Task details
Write out each line in which the string "触发条件" is present.

Items

※

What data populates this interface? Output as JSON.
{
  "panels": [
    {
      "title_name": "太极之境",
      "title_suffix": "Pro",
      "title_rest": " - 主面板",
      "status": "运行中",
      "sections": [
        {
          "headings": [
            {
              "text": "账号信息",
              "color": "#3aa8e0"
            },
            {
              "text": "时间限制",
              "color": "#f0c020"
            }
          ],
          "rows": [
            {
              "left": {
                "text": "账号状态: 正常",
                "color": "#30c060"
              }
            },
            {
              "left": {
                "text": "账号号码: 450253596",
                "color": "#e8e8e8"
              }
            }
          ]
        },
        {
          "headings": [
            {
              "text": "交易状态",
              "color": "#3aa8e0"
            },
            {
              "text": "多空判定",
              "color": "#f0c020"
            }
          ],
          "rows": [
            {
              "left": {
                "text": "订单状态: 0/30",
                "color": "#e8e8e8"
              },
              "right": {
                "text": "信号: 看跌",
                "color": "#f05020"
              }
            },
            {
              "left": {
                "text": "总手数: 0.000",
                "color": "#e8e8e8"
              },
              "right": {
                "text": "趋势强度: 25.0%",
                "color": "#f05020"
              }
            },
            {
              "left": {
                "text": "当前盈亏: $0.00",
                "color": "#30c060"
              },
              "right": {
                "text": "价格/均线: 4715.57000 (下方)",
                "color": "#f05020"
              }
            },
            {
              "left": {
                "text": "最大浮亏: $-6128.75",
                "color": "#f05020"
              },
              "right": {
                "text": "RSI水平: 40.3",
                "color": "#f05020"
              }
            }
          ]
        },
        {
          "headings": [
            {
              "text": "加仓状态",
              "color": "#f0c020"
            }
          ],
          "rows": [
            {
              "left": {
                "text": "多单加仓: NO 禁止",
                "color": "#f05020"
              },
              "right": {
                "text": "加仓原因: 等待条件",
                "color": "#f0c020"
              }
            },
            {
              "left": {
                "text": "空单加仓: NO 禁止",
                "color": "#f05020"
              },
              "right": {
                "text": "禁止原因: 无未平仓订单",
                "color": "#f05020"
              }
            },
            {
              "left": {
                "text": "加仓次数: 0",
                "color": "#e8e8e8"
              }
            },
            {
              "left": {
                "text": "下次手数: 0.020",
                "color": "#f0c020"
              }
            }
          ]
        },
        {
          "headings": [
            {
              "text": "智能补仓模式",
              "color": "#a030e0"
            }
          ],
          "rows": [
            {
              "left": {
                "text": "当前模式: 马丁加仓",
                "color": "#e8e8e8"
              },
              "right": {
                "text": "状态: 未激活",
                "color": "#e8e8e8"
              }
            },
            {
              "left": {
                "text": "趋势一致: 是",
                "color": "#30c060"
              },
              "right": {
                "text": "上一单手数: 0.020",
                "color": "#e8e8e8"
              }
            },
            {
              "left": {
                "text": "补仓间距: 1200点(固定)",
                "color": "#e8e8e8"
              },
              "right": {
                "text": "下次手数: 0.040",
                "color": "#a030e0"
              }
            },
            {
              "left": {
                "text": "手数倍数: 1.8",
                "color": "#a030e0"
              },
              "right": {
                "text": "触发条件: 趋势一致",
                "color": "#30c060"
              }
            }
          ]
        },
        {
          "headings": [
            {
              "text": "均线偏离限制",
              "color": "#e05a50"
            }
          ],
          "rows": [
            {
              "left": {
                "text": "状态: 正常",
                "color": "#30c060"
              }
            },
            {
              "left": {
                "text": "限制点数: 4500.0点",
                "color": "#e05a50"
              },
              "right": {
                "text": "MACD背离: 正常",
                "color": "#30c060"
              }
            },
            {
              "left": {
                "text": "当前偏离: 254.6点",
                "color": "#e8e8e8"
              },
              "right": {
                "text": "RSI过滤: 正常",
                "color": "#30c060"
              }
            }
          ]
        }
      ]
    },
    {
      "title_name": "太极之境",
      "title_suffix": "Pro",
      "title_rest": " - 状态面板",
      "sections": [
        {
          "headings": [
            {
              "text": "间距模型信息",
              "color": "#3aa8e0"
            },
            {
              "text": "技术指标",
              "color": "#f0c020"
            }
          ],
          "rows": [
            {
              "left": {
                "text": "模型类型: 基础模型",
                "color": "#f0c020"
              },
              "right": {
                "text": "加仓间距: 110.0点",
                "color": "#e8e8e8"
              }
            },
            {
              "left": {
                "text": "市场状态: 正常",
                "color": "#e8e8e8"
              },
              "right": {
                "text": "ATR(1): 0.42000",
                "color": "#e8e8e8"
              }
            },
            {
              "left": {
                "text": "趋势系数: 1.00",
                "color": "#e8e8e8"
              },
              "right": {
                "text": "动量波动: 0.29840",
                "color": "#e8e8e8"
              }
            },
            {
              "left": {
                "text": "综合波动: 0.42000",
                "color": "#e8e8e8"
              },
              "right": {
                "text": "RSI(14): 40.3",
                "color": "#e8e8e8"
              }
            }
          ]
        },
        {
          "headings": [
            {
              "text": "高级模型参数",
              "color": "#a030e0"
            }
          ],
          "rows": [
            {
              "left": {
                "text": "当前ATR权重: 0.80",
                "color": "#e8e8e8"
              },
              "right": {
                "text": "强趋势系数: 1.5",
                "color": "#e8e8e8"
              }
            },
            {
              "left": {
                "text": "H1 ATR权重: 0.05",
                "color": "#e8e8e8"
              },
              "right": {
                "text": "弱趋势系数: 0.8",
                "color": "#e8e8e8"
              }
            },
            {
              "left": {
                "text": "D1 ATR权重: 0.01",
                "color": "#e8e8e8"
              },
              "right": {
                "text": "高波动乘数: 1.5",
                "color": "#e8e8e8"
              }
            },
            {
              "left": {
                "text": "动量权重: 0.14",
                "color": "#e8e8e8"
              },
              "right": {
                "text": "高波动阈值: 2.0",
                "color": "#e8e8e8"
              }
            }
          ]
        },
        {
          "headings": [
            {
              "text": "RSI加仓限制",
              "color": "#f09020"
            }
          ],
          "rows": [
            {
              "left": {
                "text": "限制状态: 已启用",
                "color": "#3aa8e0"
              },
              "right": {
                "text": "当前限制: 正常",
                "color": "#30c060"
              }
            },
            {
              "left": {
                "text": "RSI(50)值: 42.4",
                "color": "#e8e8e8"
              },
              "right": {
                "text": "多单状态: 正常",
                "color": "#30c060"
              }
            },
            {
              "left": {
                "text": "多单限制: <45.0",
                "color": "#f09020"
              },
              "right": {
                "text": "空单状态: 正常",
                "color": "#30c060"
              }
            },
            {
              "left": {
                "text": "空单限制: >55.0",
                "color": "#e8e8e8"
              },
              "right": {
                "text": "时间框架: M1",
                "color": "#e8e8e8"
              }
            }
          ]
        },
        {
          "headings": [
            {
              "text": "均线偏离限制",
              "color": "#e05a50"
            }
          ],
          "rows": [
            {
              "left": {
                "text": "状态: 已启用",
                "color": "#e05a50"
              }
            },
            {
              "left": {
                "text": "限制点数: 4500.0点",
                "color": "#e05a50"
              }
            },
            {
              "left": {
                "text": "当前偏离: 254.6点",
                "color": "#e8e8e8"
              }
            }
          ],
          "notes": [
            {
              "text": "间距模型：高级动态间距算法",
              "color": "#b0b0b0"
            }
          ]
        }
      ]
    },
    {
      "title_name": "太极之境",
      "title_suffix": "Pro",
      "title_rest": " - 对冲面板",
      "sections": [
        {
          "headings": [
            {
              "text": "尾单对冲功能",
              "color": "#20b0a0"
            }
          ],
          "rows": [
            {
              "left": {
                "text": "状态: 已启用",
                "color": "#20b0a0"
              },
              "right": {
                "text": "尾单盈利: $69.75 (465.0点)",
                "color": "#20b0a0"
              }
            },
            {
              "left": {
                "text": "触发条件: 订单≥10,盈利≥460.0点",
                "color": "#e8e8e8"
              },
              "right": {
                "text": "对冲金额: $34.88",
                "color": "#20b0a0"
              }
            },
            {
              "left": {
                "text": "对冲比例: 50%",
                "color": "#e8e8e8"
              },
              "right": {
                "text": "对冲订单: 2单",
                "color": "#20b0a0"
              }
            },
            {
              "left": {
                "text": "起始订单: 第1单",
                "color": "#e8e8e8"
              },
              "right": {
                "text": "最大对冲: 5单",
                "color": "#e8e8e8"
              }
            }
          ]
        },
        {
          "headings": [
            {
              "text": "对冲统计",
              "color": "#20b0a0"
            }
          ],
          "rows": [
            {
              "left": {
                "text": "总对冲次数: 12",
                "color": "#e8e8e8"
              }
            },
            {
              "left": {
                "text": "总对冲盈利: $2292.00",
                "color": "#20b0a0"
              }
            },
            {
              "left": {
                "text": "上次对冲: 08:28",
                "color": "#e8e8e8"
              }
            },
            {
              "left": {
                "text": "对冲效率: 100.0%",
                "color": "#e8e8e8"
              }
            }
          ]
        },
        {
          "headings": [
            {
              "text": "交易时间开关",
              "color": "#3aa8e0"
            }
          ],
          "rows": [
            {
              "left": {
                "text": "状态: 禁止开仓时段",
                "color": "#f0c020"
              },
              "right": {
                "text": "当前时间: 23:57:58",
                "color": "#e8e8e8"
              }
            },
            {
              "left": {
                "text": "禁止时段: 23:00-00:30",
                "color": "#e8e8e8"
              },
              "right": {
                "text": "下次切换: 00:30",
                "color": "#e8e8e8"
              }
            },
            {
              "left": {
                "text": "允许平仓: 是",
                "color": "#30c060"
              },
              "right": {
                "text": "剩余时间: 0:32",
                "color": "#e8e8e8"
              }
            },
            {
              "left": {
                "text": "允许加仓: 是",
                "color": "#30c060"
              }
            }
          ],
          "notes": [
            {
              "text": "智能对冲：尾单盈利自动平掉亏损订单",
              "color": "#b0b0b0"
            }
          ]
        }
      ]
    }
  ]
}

※

The answer
                "text": "触发条件: 趋势一致",
                "text": "触发条件: 订单≥10,盈利≥460.0点",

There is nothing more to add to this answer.